_GOAL_. From the records below, copy every line that contains the word "rows".

== STORED DATA

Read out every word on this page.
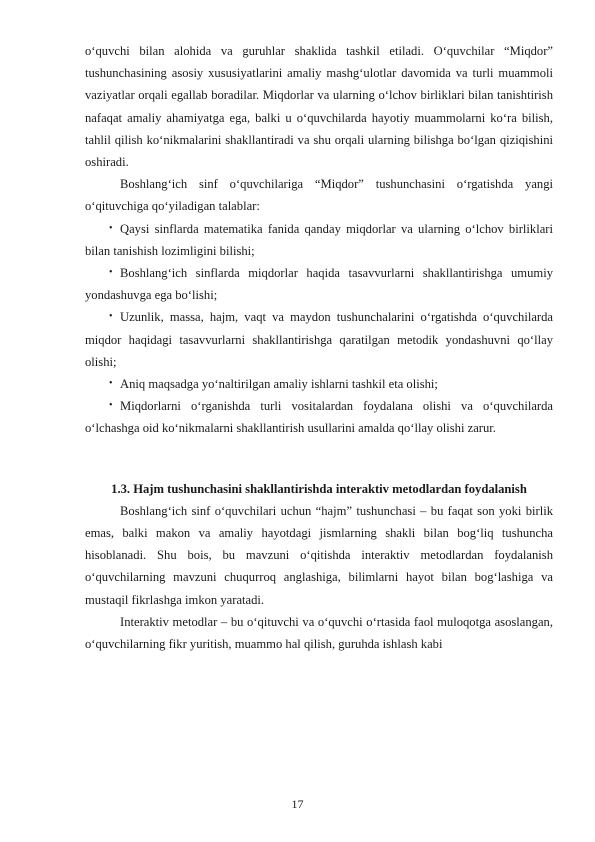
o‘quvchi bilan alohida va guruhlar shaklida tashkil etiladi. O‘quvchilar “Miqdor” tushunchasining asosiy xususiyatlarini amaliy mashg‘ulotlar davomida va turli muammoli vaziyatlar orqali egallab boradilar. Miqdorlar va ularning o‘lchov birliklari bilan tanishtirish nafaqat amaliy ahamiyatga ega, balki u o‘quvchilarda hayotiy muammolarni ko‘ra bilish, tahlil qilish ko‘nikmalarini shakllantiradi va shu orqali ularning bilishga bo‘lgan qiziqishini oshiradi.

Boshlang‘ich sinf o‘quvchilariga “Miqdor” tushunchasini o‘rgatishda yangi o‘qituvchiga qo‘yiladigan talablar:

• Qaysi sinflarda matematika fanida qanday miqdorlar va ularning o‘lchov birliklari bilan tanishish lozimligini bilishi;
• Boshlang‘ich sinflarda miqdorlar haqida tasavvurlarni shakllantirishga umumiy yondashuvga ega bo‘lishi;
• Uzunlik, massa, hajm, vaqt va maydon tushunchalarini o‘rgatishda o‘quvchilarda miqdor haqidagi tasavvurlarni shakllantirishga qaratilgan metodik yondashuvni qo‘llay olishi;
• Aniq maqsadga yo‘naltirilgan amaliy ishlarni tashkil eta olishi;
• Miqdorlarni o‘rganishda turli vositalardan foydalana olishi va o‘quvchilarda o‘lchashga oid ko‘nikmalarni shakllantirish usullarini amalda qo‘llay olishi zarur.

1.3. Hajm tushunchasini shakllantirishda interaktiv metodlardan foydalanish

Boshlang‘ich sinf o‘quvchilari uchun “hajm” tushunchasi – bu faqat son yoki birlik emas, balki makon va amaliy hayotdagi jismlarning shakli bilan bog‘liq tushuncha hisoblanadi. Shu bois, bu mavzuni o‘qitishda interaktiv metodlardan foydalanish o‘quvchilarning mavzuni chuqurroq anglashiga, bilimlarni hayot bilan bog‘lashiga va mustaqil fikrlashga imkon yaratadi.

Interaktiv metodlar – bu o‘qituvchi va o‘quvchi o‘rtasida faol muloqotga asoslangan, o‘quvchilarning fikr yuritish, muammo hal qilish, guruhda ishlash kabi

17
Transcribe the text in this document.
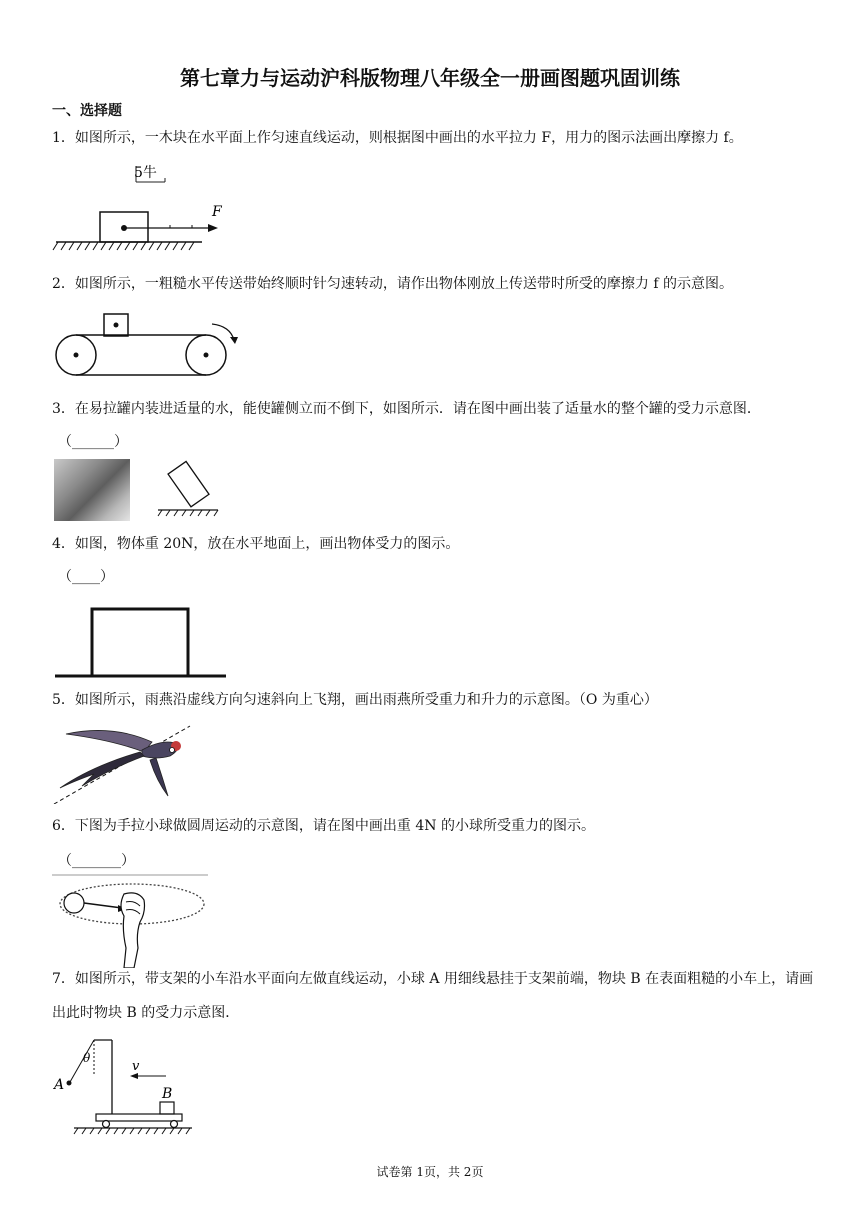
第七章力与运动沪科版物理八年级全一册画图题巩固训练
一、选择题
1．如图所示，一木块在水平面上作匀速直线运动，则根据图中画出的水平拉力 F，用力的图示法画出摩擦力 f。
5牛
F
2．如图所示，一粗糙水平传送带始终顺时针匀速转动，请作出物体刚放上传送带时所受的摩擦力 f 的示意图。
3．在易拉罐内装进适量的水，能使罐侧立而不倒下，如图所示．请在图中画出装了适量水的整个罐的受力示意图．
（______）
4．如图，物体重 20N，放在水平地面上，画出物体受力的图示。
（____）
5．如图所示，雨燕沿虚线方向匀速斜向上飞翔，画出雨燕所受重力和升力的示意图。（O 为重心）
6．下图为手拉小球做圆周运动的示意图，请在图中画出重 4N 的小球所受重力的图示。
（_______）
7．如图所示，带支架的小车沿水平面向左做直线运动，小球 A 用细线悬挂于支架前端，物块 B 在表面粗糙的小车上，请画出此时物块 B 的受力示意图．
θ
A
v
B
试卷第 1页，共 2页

====
== STORED DATA

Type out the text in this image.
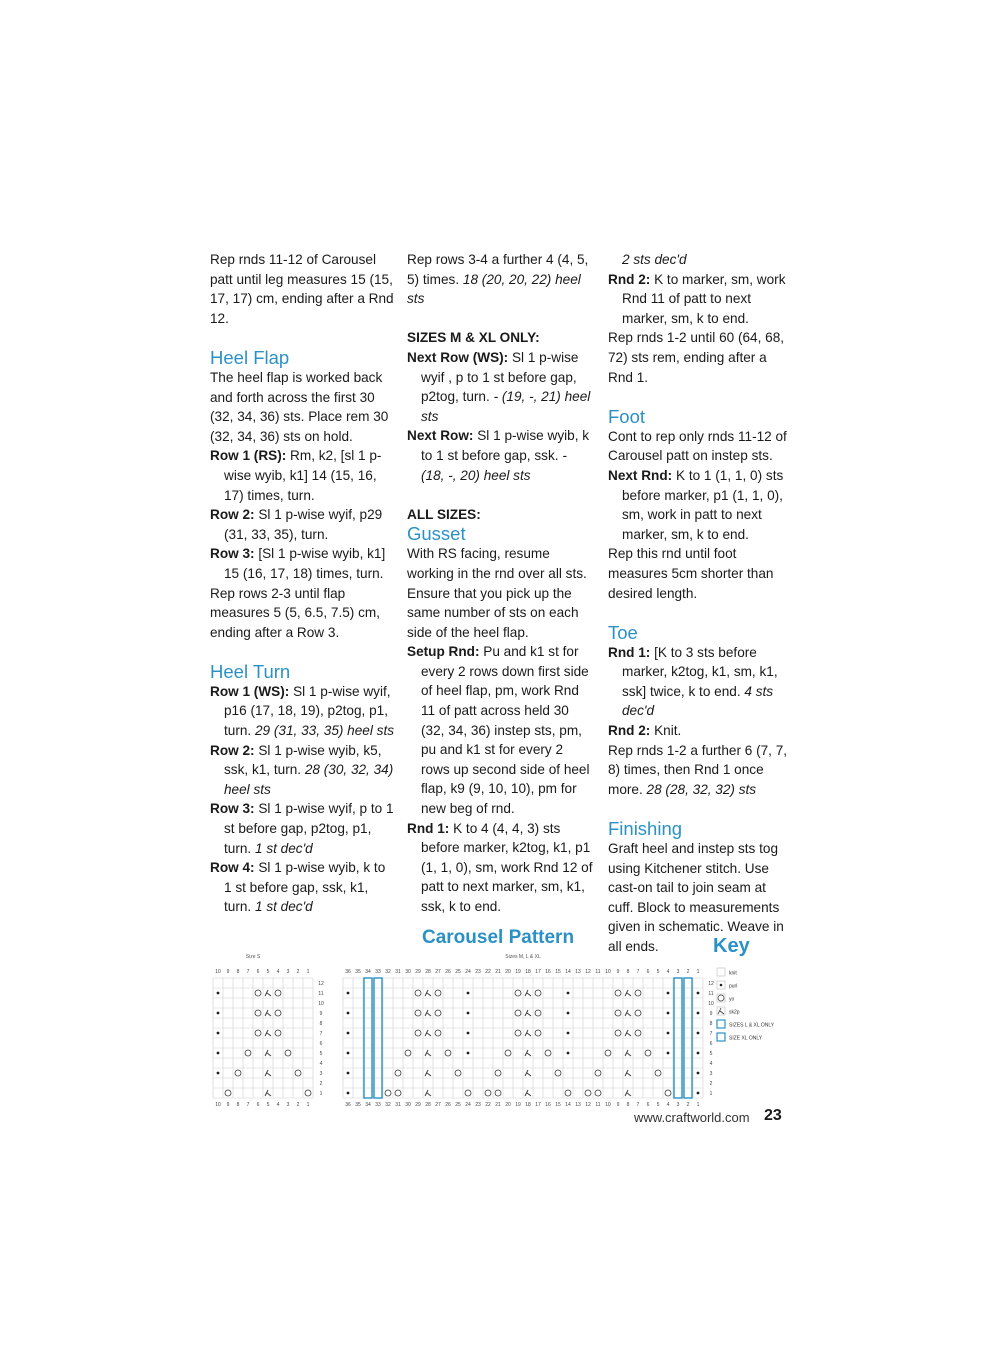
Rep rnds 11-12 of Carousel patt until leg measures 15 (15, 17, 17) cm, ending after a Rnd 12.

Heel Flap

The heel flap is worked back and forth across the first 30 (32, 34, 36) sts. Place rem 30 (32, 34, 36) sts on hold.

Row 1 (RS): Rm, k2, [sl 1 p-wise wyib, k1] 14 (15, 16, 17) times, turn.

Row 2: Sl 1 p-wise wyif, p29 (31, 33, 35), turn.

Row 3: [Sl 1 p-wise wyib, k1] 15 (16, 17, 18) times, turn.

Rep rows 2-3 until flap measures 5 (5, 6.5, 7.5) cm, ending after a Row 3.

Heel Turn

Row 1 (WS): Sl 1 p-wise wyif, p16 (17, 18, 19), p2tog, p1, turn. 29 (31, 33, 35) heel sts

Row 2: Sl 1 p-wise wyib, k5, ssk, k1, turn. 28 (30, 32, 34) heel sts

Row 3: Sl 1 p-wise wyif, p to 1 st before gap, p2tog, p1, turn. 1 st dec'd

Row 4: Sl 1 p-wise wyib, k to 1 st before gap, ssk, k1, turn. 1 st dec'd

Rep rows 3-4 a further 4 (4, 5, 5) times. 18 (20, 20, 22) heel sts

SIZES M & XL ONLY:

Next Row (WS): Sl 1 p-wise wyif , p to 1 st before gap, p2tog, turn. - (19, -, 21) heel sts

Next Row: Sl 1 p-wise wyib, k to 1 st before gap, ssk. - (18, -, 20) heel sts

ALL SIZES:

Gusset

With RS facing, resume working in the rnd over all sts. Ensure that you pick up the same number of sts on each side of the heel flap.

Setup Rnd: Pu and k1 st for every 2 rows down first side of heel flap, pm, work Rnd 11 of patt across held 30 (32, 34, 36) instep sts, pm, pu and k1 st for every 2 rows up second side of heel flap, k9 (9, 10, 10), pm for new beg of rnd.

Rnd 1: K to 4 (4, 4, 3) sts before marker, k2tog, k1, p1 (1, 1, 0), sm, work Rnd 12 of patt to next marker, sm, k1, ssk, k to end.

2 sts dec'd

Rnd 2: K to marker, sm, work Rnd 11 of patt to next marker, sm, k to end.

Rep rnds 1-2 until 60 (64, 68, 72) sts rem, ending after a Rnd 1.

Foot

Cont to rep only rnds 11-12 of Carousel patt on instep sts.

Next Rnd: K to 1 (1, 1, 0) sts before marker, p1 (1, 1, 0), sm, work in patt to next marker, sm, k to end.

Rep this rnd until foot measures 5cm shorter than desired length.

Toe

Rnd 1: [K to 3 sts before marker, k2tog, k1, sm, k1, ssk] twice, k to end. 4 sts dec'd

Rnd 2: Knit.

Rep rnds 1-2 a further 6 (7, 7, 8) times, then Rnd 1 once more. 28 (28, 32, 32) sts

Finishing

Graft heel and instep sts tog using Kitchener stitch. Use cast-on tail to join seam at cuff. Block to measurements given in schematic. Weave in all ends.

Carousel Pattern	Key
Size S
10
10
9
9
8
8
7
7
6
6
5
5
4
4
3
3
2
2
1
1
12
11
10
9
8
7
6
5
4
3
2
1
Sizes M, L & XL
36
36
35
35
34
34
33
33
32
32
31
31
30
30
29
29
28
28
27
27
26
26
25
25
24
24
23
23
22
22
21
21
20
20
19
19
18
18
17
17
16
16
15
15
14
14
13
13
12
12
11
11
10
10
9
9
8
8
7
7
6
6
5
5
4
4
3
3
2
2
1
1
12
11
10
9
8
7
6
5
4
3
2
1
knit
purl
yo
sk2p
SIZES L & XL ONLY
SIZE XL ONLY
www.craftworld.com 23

====

_ANSWER TO THIS TASK_.
Rep rows 2-3 until flap measures 5 (5, 6.5, 7.5) cm, ending after a Row 3.
Rep rows 3-4 a further 4 (4, 5, 5) times. 18 (20, 20, 22) heel sts
Setup Rnd: Pu and k1 st for every 2 rows down first side of heel flap, pm, work Rnd 11 of patt across held 30 (32, 34, 36) instep sts, pm, pu and k1 st for every 2 rows up second side of heel flap, k9 (9, 10, 10), pm for new beg of rnd.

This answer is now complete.